▶ [REQUEST] List every line below containing "舞蹈作品".

......

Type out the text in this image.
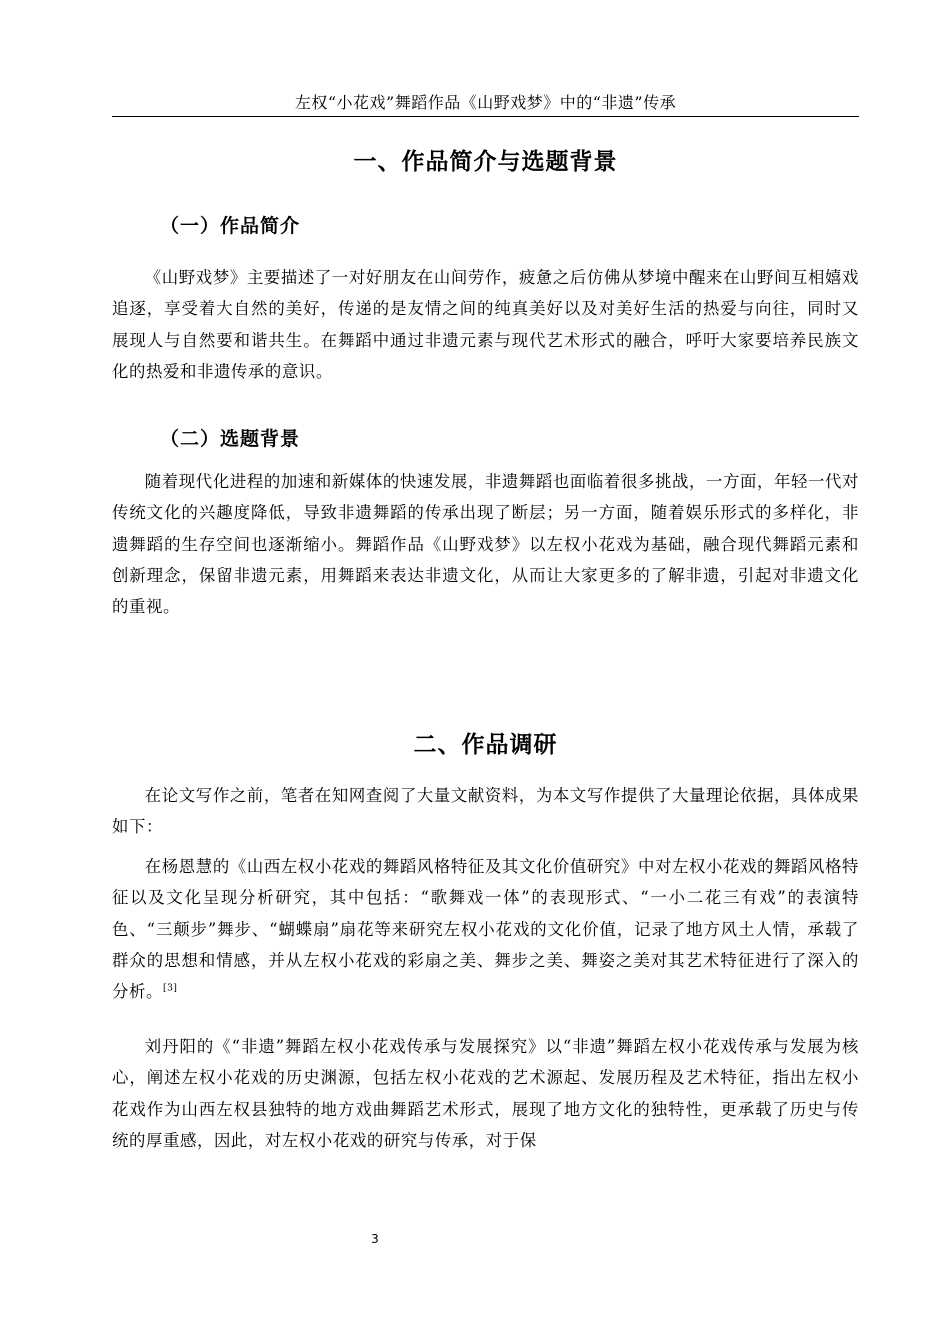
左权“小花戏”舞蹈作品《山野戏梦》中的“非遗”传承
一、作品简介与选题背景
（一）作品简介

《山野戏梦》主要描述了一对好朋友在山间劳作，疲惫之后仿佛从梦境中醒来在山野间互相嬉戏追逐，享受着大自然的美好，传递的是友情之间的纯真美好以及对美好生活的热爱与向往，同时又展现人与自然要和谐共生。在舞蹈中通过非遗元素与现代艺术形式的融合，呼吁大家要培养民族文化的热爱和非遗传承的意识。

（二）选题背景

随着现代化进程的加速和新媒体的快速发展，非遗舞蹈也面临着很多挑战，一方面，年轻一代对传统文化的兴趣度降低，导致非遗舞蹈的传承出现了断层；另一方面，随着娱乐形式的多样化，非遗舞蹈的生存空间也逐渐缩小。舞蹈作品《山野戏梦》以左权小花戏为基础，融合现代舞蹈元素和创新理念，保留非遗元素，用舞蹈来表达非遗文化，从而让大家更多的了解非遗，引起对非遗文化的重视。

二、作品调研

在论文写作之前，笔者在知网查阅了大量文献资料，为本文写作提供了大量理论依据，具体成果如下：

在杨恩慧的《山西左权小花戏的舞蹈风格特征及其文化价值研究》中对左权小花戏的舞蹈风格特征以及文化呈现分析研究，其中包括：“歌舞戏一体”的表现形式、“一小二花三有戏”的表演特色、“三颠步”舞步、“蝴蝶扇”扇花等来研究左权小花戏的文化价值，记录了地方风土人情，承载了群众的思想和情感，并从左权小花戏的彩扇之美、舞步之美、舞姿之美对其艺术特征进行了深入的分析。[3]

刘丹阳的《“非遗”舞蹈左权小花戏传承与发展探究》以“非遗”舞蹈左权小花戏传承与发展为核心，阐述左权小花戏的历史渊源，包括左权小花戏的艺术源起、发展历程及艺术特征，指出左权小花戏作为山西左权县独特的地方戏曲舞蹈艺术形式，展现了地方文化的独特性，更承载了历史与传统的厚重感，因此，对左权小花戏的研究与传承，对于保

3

......

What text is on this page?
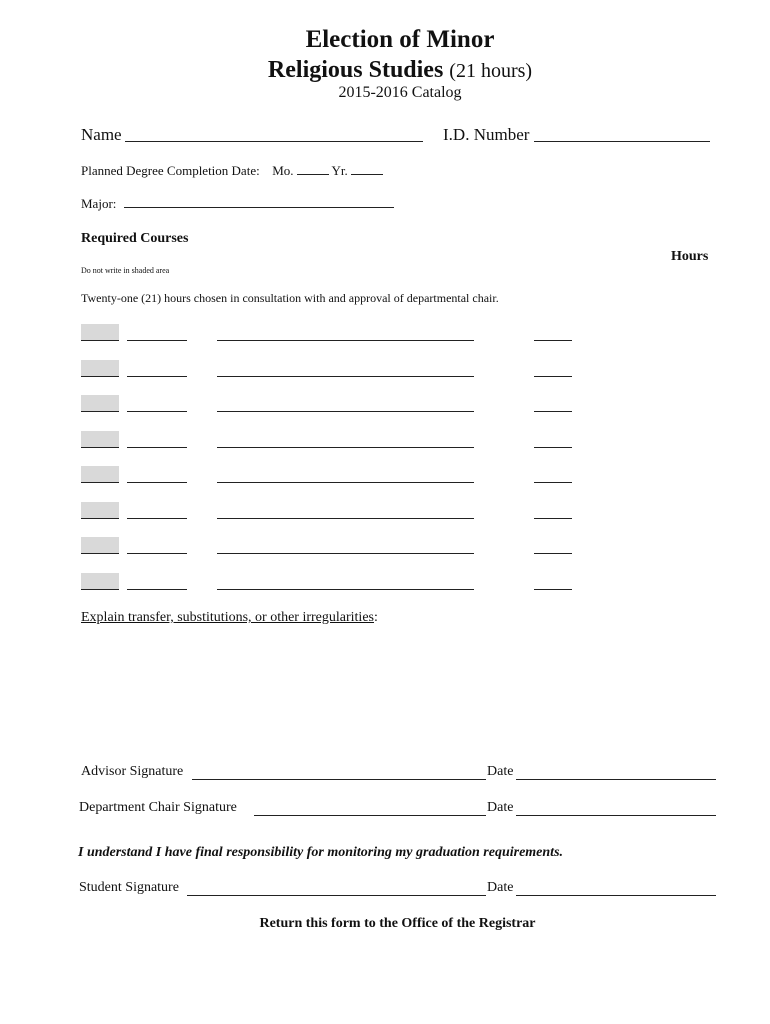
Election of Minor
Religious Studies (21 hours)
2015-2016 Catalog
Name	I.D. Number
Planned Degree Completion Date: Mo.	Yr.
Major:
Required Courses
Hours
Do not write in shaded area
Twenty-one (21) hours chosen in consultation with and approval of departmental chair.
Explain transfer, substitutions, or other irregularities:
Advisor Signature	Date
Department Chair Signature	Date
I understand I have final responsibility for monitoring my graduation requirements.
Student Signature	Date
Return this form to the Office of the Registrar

......

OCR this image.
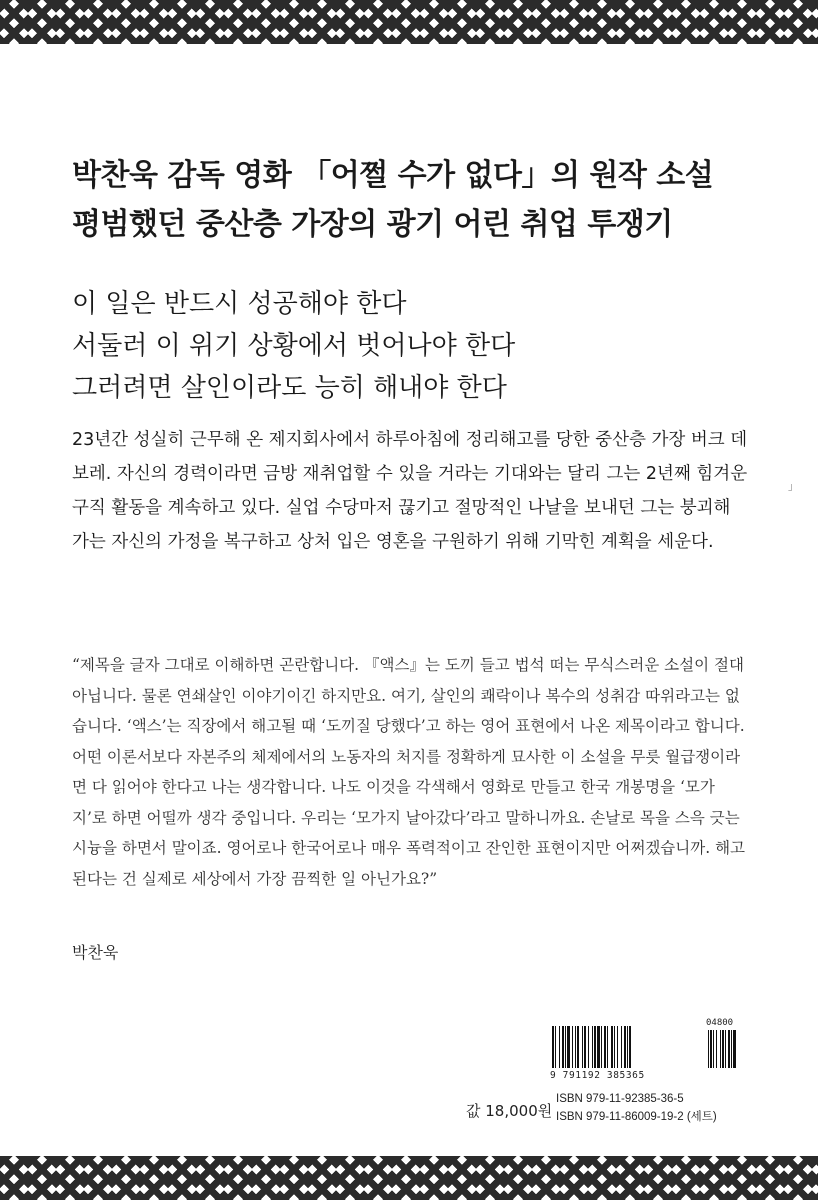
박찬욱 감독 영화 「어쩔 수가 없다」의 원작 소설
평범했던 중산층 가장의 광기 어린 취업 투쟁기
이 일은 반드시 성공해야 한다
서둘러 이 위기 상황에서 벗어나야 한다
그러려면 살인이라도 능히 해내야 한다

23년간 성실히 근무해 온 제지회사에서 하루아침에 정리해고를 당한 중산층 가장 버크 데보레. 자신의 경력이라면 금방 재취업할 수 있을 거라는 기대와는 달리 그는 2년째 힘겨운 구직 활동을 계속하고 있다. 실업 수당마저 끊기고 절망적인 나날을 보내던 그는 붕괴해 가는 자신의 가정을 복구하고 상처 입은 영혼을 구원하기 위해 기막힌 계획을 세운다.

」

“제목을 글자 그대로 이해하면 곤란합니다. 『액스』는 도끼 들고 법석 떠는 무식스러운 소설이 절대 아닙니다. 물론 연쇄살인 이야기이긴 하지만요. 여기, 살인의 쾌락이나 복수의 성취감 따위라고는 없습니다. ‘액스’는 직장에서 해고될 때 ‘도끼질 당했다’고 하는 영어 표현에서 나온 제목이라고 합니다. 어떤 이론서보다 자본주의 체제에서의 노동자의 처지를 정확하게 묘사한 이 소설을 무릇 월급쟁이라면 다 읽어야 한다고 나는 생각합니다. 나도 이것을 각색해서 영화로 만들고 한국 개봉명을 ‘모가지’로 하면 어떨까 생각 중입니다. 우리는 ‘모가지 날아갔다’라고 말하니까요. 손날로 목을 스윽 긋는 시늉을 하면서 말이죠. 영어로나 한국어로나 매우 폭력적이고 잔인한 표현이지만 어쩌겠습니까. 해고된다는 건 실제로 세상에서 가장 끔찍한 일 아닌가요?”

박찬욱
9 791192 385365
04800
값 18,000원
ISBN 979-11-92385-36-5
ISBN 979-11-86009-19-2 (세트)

......

▶ [CORRECT OUTPUT]
左权“小花戏”舞蹈作品《山野戏梦》中的“非遗”传承
随着现代化进程的加速和新媒体的快速发展，非遗舞蹈也面临着很多挑战，一方面，年轻一代对传统文化的兴趣度降低，导致非遗舞蹈的传承出现了断层；另一方面，随着娱乐形式的多样化，非遗舞蹈的生存空间也逐渐缩小。舞蹈作品《山野戏梦》以左权小花戏为基础，融合现代舞蹈元素和创新理念，保留非遗元素，用舞蹈来表达非遗文化，从而让大家更多的了解非遗，引起对非遗文化的重视。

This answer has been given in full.